*DESCRIPTION OF THE TASK*
Print all of the entries exactly, minus the pictures.

*DATA FOR THIS TASK*
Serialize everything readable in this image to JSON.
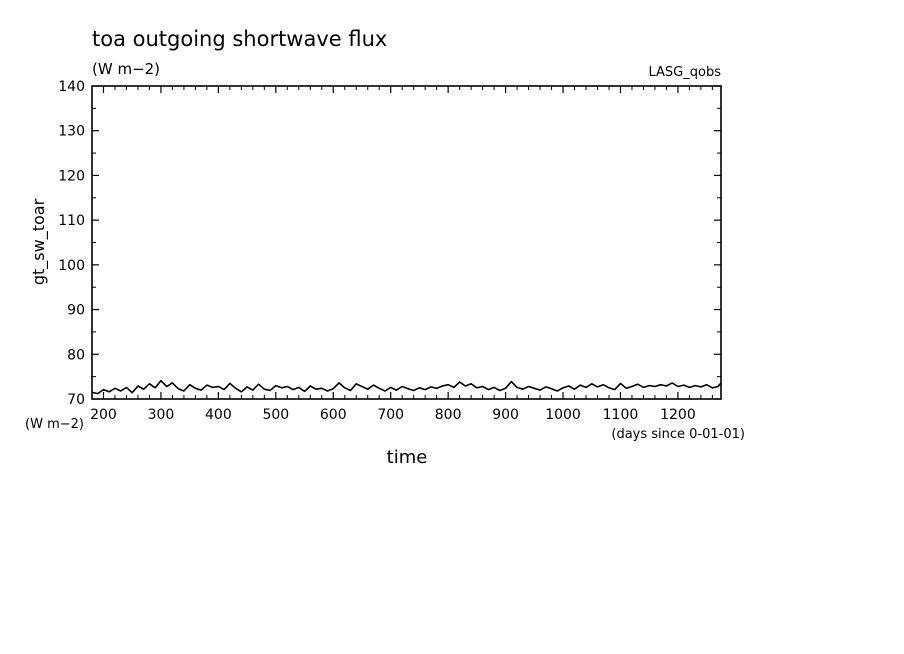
{
  "chart_data": {
    "type": "line",
    "title": "toa outgoing shortwave flux",
    "subtitle": "(W m−2)",
    "annotation": "LASG_qobs",
    "xlabel": "time",
    "xunits": "(days since 0-01-01)",
    "ylabel": "gt_sw_toar",
    "yunits": "(W m−2)",
    "xlim": [
      180,
      1275
    ],
    "ylim": [
      70,
      140
    ],
    "xticks": [
      200,
      300,
      400,
      500,
      600,
      700,
      800,
      900,
      1000,
      1100,
      1200
    ],
    "yticks": [
      70,
      80,
      90,
      100,
      110,
      120,
      130,
      140
    ],
    "grid": false,
    "line_color": "#000000",
    "series": [
      {
        "x": [
          180,
          190,
          200,
          210,
          220,
          230,
          240,
          250,
          260,
          270,
          280,
          290,
          300,
          310,
          320,
          330,
          340,
          350,
          360,
          370,
          380,
          390,
          400,
          410,
          420,
          430,
          440,
          450,
          460,
          470,
          480,
          490,
          500,
          510,
          520,
          530,
          540,
          550,
          560,
          570,
          580,
          590,
          600,
          610,
          620,
          630,
          640,
          650,
          660,
          670,
          680,
          690,
          700,
          710,
          720,
          730,
          740,
          750,
          760,
          770,
          780,
          790,
          800,
          810,
          820,
          830,
          840,
          850,
          860,
          870,
          880,
          890,
          900,
          910,
          920,
          930,
          940,
          950,
          960,
          970,
          980,
          990,
          1000,
          1010,
          1020,
          1030,
          1040,
          1050,
          1060,
          1070,
          1080,
          1090,
          1100,
          1110,
          1120,
          1130,
          1140,
          1150,
          1160,
          1170,
          1180,
          1190,
          1200,
          1210,
          1220,
          1230,
          1240,
          1250,
          1260,
          1270,
          1275
        ],
        "y": [
          71.5,
          71.2,
          72.1,
          71.6,
          72.4,
          71.8,
          72.6,
          71.4,
          72.9,
          72.2,
          73.4,
          72.5,
          74.1,
          72.8,
          73.6,
          72.3,
          71.8,
          73.2,
          72.4,
          72.0,
          73.1,
          72.6,
          72.8,
          72.1,
          73.5,
          72.4,
          71.6,
          72.7,
          72.0,
          73.3,
          72.2,
          71.9,
          73.0,
          72.5,
          72.8,
          72.1,
          72.6,
          71.7,
          72.9,
          72.2,
          72.4,
          71.8,
          72.3,
          73.6,
          72.5,
          71.9,
          73.4,
          72.8,
          72.2,
          73.1,
          72.4,
          71.8,
          72.6,
          72.0,
          72.8,
          72.3,
          71.9,
          72.5,
          72.1,
          72.7,
          72.4,
          72.9,
          73.2,
          72.6,
          73.8,
          72.9,
          73.4,
          72.5,
          72.8,
          72.1,
          72.6,
          71.9,
          72.4,
          73.9,
          72.6,
          72.2,
          72.8,
          72.4,
          72.0,
          72.7,
          72.3,
          71.8,
          72.5,
          72.9,
          72.2,
          73.1,
          72.6,
          73.4,
          72.7,
          73.2,
          72.5,
          72.1,
          73.5,
          72.4,
          72.8,
          73.3,
          72.6,
          73.0,
          72.8,
          73.2,
          72.9,
          73.6,
          72.8,
          73.1,
          72.6,
          73.0,
          72.7,
          73.2,
          72.5,
          72.8,
          73.6
        ]
      }
    ]
  }
}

*REPLY TO THE EXERCISE*
Serialize everything readable in this image to JSON.
{
  "chart_data": {
    "type": "line",
    "title": "toa outgoing shortwave flux",
    "subtitle": "(W m−2)",
    "annotation": "LASG_qobs",
    "xlabel": "time",
    "xunits": "(days since 0-01-01)",
    "ylabel": "gt_sw_toar",
    "yunits": "(W m−2)",
    "xlim": [
      180,
      1275
    ],
    "ylim": [
      70,
      140
    ],
    "xticks": [
      200,
      300,
      400,
      500,
      600,
      700,
      800,
      900,
      1000,
      1100,
      1200
    ],
    "yticks": [
      70,
      80,
      90,
      100,
      110,
      120,
      130,
      140
    ],
    "grid": false,
    "line_color": "#000000",
    "series": [
      {
        "x": [
          180,
          190,
          200,
          210,
          220,
          230,
          240,
          250,
          260,
          270,
          280,
          290,
          300,
          310,
          320,
          330,
          340,
          350,
          360,
          370,
          380,
          390,
          400,
          410,
          420,
          430,
          440,
          450,
          460,
          470,
          480,
          490,
          500,
          510,
          520,
          530,
          540,
          550,
          560,
          570,
          580,
          590,
          600,
          610,
          620,
          630,
          640,
          650,
          660,
          670,
          680,
          690,
          700,
          710,
          720,
          730,
          740,
          750,
          760,
          770,
          780,
          790,
          800,
          810,
          820,
          830,
          840,
          850,
          860,
          870,
          880,
          890,
          900,
          910,
          920,
          930,
          940,
          950,
          960,
          970,
          980,
          990,
          1000,
          1010,
          1020,
          1030,
          1040,
          1050,
          1060,
          1070,
          1080,
          1090,
          1100,
          1110,
          1120,
          1130,
          1140,
          1150,
          1160,
          1170,
          1180,
          1190,
          1200,
          1210,
          1220,
          1230,
          1240,
          1250,
          1260,
          1270,
          1275
        ],
        "y": [
          71.5,
          71.2,
          72.1,
          71.6,
          72.4,
          71.8,
          72.6,
          71.4,
          72.9,
          72.2,
          73.4,
          72.5,
          74.1,
          72.8,
          73.6,
          72.3,
          71.8,
          73.2,
          72.4,
          72.0,
          73.1,
          72.6,
          72.8,
          72.1,
          73.5,
          72.4,
          71.6,
          72.7,
          72.0,
          73.3,
          72.2,
          71.9,
          73.0,
          72.5,
          72.8,
          72.1,
          72.6,
          71.7,
          72.9,
          72.2,
          72.4,
          71.8,
          72.3,
          73.6,
          72.5,
          71.9,
          73.4,
          72.8,
          72.2,
          73.1,
          72.4,
          71.8,
          72.6,
          72.0,
          72.8,
          72.3,
          71.9,
          72.5,
          72.1,
          72.7,
          72.4,
          72.9,
          73.2,
          72.6,
          73.8,
          72.9,
          73.4,
          72.5,
          72.8,
          72.1,
          72.6,
          71.9,
          72.4,
          73.9,
          72.6,
          72.2,
          72.8,
          72.4,
          72.0,
          72.7,
          72.3,
          71.8,
          72.5,
          72.9,
          72.2,
          73.1,
          72.6,
          73.4,
          72.7,
          73.2,
          72.5,
          72.1,
          73.5,
          72.4,
          72.8,
          73.3,
          72.6,
          73.0,
          72.8,
          73.2,
          72.9,
          73.6,
          72.8,
          73.1,
          72.6,
          73.0,
          72.7,
          73.2,
          72.5,
          72.8,
          73.6
        ]
      }
    ]
  }
}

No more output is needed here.